_Task statement_. Report the number of lines that hold the string "Künste". Leave out any other text.

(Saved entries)
* * * * * * * * *
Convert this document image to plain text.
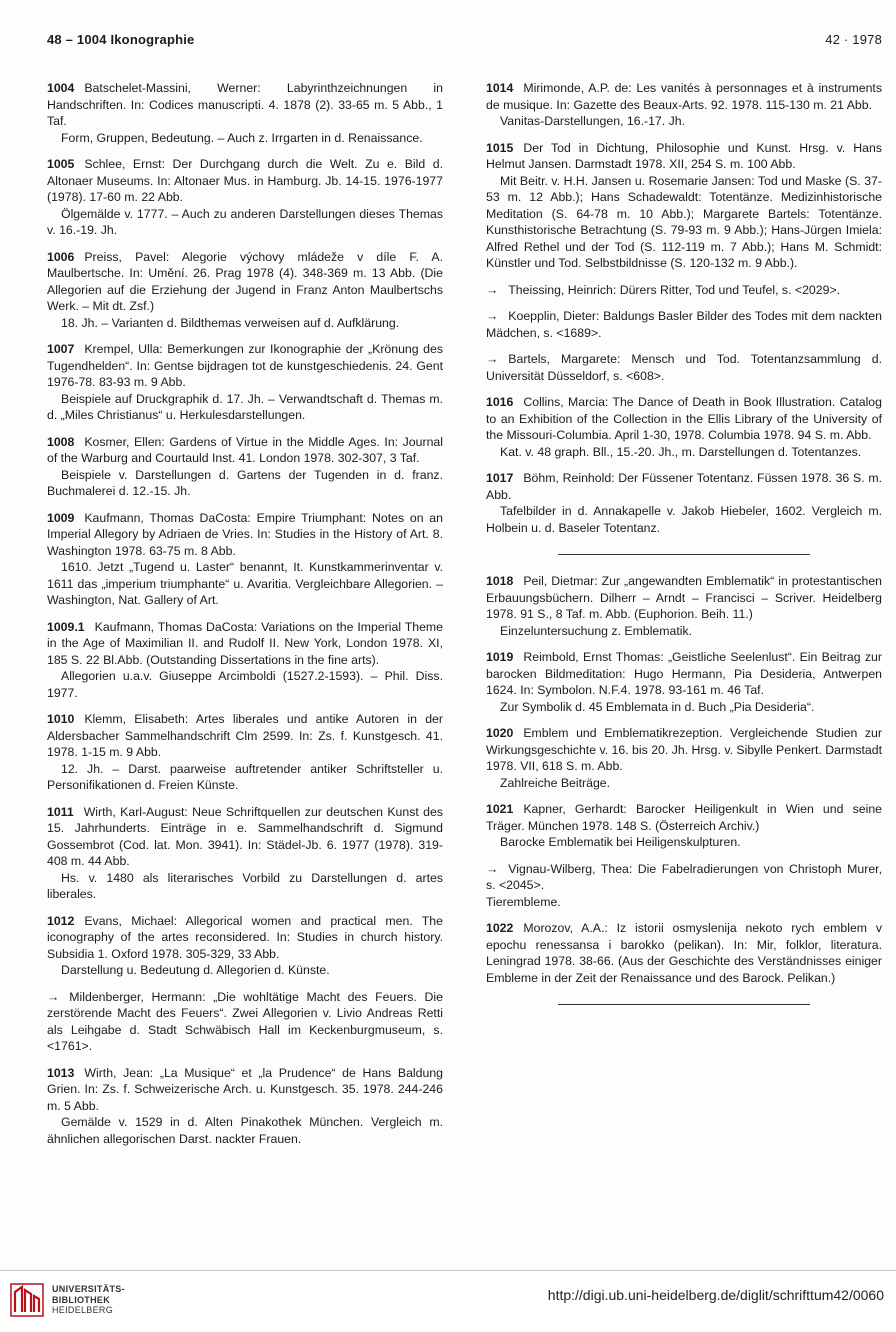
48 – 1004 Ikonographie	42 · 1978

1004 Batschelet-Massini, Werner: Labyrinthzeichnungen in Handschriften. In: Codices manuscripti. 4. 1878 (2). 33-65 m. 5 Abb., 1 Taf.

Form, Gruppen, Bedeutung. – Auch z. Irrgarten in d. Renaissance.

1005 Schlee, Ernst: Der Durchgang durch die Welt. Zu e. Bild d. Altonaer Museums. In: Altonaer Mus. in Hamburg. Jb. 14-15. 1976-1977 (1978). 17-60 m. 22 Abb.

Ölgemälde v. 1777. – Auch zu anderen Darstellungen dieses Themas v. 16.-19. Jh.

1006 Preiss, Pavel: Alegorie výchovy mládeže v díle F. A. Maulbertsche. In: Umění. 26. Prag 1978 (4). 348-369 m. 13 Abb. (Die Allegorien auf die Erziehung der Jugend in Franz Anton Maulbertschs Werk. – Mit dt. Zsf.)

18. Jh. – Varianten d. Bildthemas verweisen auf d. Aufklärung.

1007 Krempel, Ulla: Bemerkungen zur Ikonographie der „Krönung des Tugendhelden“. In: Gentse bijdragen tot de kunstgeschiedenis. 24. Gent 1976-78. 83-93 m. 9 Abb.

Beispiele auf Druckgraphik d. 17. Jh. – Verwandtschaft d. Themas m. d. „Miles Christianus“ u. Herkulesdarstellungen.

1008 Kosmer, Ellen: Gardens of Virtue in the Middle Ages. In: Journal of the Warburg and Courtauld Inst. 41. London 1978. 302-307, 3 Taf.

Beispiele v. Darstellungen d. Gartens der Tugenden in d. franz. Buchmalerei d. 12.-15. Jh.

1009 Kaufmann, Thomas DaCosta: Empire Triumphant: Notes on an Imperial Allegory by Adriaen de Vries. In: Studies in the History of Art. 8. Washington 1978. 63-75 m. 8 Abb.

1610. Jetzt „Tugend u. Laster“ benannt, It. Kunstkammerinventar v. 1611 das „imperium triumphante“ u. Avaritia. Vergleichbare Allegorien. – Washington, Nat. Gallery of Art.

1009.1 Kaufmann, Thomas DaCosta: Variations on the Imperial Theme in the Age of Maximilian II. and Rudolf II. New York, London 1978. XI, 185 S. 22 Bl.Abb. (Outstanding Dissertations in the fine arts).

Allegorien u.a.v. Giuseppe Arcimboldi (1527.2-1593). – Phil. Diss. 1977.

1010 Klemm, Elisabeth: Artes liberales und antike Autoren in der Aldersbacher Sammelhandschrift Clm 2599. In: Zs. f. Kunstgesch. 41. 1978. 1-15 m. 9 Abb.

12. Jh. – Darst. paarweise auftretender antiker Schriftsteller u. Personifikationen d. Freien Künste.

1011 Wirth, Karl-August: Neue Schriftquellen zur deutschen Kunst des 15. Jahrhunderts. Einträge in e. Sammelhandschrift d. Sigmund Gossembrot (Cod. lat. Mon. 3941). In: Städel-Jb. 6. 1977 (1978). 319-408 m. 44 Abb.

Hs. v. 1480 als literarisches Vorbild zu Darstellungen d. artes liberales.

1012 Evans, Michael: Allegorical women and practical men. The iconography of the artes reconsidered. In: Studies in church history. Subsidia 1. Oxford 1978. 305-329, 33 Abb.

Darstellung u. Bedeutung d. Allegorien d. Künste.

→ Mildenberger, Hermann: „Die wohltätige Macht des Feuers. Die zerstörende Macht des Feuers“. Zwei Allegorien v. Livio Andreas Retti als Leihgabe d. Stadt Schwäbisch Hall im Keckenburgmuseum, s. <1761>.

1013 Wirth, Jean: „La Musique“ et „la Prudence“ de Hans Baldung Grien. In: Zs. f. Schweizerische Arch. u. Kunstgesch. 35. 1978. 244-246 m. 5 Abb.

Gemälde v. 1529 in d. Alten Pinakothek München. Vergleich m. ähnlichen allegorischen Darst. nackter Frauen.

1014 Mirimonde, A.P. de: Les vanités à personnages et à instruments de musique. In: Gazette des Beaux-Arts. 92. 1978. 115-130 m. 21 Abb.

Vanitas-Darstellungen, 16.-17. Jh.

1015 Der Tod in Dichtung, Philosophie und Kunst. Hrsg. v. Hans Helmut Jansen. Darmstadt 1978. XII, 254 S. m. 100 Abb.

Mit Beitr. v. H.H. Jansen u. Rosemarie Jansen: Tod und Maske (S. 37-53 m. 12 Abb.); Hans Schadewaldt: Totentänze. Medizinhistorische Meditation (S. 64-78 m. 10 Abb.); Margarete Bartels: Totentänze. Kunsthistorische Betrachtung (S. 79-93 m. 9 Abb.); Hans-Jürgen Imiela: Alfred Rethel und der Tod (S. 112-119 m. 7 Abb.); Hans M. Schmidt: Künstler und Tod. Selbstbildnisse (S. 120-132 m. 9 Abb.).

→ Theissing, Heinrich: Dürers Ritter, Tod und Teufel, s. <2029>.
→ Koepplin, Dieter: Baldungs Basler Bilder des Todes mit dem nackten Mädchen, s. <1689>.
→ Bartels, Margarete: Mensch und Tod. Totentanzsammlung d. Universität Düsseldorf, s. <608>.

1016 Collins, Marcia: The Dance of Death in Book Illustration. Catalog to an Exhibition of the Collection in the Ellis Library of the University of the Missouri-Columbia. April 1-30, 1978. Columbia 1978. 94 S. m. Abb.

Kat. v. 48 graph. Bll., 15.-20. Jh., m. Darstellungen d. Totentanzes.

1017 Böhm, Reinhold: Der Füssener Totentanz. Füssen 1978. 36 S. m. Abb.

Tafelbilder in d. Annakapelle v. Jakob Hiebeler, 1602. Vergleich m. Holbein u. d. Baseler Totentanz.

1018 Peil, Dietmar: Zur „angewandten Emblematik“ in protestantischen Erbauungsbüchern. Dilherr – Arndt – Francisci – Scriver. Heidelberg 1978. 91 S., 8 Taf. m. Abb. (Euphorion. Beih. 11.)

Einzeluntersuchung z. Emblematik.

1019 Reimbold, Ernst Thomas: „Geistliche Seelenlust“. Ein Beitrag zur barocken Bildmeditation: Hugo Hermann, Pia Desideria, Antwerpen 1624. In: Symbolon. N.F.4. 1978. 93-161 m. 46 Taf.

Zur Symbolik d. 45 Emblemata in d. Buch „Pia Desideria“.

1020 Emblem und Emblematikrezeption. Vergleichende Studien zur Wirkungsgeschichte v. 16. bis 20. Jh. Hrsg. v. Sibylle Penkert. Darmstadt 1978. VII, 618 S. m. Abb.

Zahlreiche Beiträge.

1021 Kapner, Gerhardt: Barocker Heiligenkult in Wien und seine Träger. München 1978. 148 S. (Österreich Archiv.)

Barocke Emblematik bei Heiligenskulpturen.

→ Vignau-Wilberg, Thea: Die Fabelradierungen von Christoph Murer, s. <2045>.

Tierembleme.

1022 Morozov, A.A.: Iz istorii osmyslenija nekoto rych emblem v epochu renessansa i barokko (pelikan). In: Mir, folklor, literatura. Leningrad 1978. 38-66. (Aus der Geschichte des Verständnisses einiger Embleme in der Zeit der Renaissance und des Barock. Pelikan.)

UNIVERSITÄTS-
BIBLIOTHEK
HEIDELBERG
http://digi.ub.uni-heidelberg.de/diglit/schrifttum42/0060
* * * * * * * * *
_Answer_. 2